**Exercise brief:** Extract each line holding the word "color" from the entries.

##### Stored rows #####

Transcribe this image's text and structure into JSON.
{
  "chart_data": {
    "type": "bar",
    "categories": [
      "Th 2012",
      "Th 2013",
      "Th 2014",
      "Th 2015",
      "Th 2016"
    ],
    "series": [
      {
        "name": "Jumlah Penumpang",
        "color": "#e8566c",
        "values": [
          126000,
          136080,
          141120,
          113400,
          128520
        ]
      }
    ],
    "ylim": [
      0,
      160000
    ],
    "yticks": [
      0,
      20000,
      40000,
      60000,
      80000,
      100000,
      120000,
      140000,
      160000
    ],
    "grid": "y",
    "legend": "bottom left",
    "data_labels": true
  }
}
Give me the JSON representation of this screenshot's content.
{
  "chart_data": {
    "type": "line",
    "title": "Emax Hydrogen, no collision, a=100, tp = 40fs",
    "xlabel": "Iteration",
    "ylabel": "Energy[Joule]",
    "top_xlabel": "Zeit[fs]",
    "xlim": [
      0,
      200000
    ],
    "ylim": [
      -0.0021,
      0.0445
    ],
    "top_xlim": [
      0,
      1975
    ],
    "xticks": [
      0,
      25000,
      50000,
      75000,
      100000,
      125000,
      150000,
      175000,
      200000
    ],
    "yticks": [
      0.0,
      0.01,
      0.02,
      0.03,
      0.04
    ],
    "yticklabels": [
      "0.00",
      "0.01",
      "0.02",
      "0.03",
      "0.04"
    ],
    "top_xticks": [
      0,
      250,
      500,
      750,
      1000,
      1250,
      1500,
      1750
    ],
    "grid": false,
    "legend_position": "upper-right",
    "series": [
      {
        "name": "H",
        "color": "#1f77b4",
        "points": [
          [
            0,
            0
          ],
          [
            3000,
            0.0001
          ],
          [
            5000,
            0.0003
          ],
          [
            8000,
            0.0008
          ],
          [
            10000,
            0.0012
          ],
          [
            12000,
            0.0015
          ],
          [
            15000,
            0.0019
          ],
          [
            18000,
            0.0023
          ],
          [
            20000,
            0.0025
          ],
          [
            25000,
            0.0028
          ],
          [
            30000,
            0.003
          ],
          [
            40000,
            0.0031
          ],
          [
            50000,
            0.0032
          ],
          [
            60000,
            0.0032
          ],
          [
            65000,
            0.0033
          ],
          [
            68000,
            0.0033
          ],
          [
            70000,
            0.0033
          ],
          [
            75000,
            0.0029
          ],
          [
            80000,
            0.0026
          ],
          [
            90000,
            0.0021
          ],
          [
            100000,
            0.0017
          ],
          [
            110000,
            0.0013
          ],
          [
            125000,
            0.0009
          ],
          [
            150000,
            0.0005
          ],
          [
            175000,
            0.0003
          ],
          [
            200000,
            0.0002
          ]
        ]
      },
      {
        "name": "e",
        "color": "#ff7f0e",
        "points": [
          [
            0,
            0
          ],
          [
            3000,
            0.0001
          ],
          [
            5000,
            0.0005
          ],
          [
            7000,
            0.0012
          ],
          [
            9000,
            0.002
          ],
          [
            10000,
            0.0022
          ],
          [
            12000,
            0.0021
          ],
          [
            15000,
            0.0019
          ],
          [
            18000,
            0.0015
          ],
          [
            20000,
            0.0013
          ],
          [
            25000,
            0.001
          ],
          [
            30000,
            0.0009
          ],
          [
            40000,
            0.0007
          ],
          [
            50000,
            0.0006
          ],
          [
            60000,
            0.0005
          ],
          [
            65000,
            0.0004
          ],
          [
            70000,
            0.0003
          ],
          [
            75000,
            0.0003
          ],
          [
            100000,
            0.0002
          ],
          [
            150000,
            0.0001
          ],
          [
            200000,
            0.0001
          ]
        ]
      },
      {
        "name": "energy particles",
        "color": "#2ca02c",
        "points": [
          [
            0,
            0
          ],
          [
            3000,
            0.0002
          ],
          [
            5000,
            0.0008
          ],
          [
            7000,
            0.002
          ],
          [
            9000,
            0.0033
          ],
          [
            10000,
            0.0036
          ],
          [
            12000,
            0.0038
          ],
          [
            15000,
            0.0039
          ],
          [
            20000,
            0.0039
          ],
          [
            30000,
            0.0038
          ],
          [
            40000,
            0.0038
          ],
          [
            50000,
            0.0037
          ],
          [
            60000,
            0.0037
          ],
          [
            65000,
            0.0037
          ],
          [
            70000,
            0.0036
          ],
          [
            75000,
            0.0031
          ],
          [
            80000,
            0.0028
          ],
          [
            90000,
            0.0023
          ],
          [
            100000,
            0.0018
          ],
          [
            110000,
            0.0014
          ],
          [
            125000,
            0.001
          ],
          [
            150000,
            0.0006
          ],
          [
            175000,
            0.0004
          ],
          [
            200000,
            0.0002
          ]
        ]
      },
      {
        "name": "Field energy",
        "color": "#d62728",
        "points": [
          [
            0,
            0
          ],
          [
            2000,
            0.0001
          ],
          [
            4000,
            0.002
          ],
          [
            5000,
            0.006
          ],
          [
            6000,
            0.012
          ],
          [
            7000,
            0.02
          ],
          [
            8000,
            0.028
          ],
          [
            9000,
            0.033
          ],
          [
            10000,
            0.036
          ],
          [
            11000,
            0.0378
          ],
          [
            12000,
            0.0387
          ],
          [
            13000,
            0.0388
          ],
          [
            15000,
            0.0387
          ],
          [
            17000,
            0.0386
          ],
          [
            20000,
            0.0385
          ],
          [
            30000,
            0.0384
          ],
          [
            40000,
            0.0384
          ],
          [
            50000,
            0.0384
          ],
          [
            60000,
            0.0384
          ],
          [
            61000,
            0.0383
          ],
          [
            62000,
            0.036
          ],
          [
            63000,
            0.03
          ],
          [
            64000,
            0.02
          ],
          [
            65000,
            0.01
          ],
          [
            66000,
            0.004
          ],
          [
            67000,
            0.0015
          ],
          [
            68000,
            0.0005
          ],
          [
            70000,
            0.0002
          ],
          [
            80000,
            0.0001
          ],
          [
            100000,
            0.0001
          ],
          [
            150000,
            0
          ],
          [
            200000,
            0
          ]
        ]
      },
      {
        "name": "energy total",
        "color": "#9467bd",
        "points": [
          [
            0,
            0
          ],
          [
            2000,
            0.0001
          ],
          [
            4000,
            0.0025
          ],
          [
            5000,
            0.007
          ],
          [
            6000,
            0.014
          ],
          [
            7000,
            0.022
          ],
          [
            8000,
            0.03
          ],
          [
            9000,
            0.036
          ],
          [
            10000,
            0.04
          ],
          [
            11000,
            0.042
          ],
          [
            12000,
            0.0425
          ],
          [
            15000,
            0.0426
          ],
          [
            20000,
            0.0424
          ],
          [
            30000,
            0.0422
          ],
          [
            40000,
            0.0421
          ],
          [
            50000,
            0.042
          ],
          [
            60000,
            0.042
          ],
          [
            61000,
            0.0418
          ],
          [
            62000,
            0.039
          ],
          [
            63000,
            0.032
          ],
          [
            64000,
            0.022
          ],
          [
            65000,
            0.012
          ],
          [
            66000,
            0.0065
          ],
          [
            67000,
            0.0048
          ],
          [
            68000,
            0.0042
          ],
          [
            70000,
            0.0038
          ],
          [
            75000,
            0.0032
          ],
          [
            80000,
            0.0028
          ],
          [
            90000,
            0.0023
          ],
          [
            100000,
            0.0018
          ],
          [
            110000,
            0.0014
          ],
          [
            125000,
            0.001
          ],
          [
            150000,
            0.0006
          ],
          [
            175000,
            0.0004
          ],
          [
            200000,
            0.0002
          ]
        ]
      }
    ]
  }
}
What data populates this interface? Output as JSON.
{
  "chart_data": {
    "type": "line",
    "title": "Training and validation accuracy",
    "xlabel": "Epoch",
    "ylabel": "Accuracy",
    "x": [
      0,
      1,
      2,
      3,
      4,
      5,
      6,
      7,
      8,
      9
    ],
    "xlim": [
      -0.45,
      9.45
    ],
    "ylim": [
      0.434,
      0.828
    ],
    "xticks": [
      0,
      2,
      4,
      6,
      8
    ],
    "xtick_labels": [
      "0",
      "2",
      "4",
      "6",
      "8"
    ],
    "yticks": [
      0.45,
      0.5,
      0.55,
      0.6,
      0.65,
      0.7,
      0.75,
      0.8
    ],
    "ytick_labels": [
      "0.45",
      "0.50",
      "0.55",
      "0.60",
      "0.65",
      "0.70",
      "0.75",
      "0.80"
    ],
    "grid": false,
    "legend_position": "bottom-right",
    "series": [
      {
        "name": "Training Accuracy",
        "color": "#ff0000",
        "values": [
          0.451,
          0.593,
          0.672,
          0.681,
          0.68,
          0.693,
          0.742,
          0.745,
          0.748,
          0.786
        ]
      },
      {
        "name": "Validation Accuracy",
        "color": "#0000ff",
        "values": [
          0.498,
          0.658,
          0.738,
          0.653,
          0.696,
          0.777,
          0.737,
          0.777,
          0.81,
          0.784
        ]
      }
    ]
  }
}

#####

**Correct output:**
        "color": "#e8566c",
        "color": "#1f77b4",
        "color": "#ff7f0e",
        "color": "#2ca02c",
        "color": "#d62728",
        "color": "#9467bd",
        "color": "#ff0000",
        "color": "#0000ff",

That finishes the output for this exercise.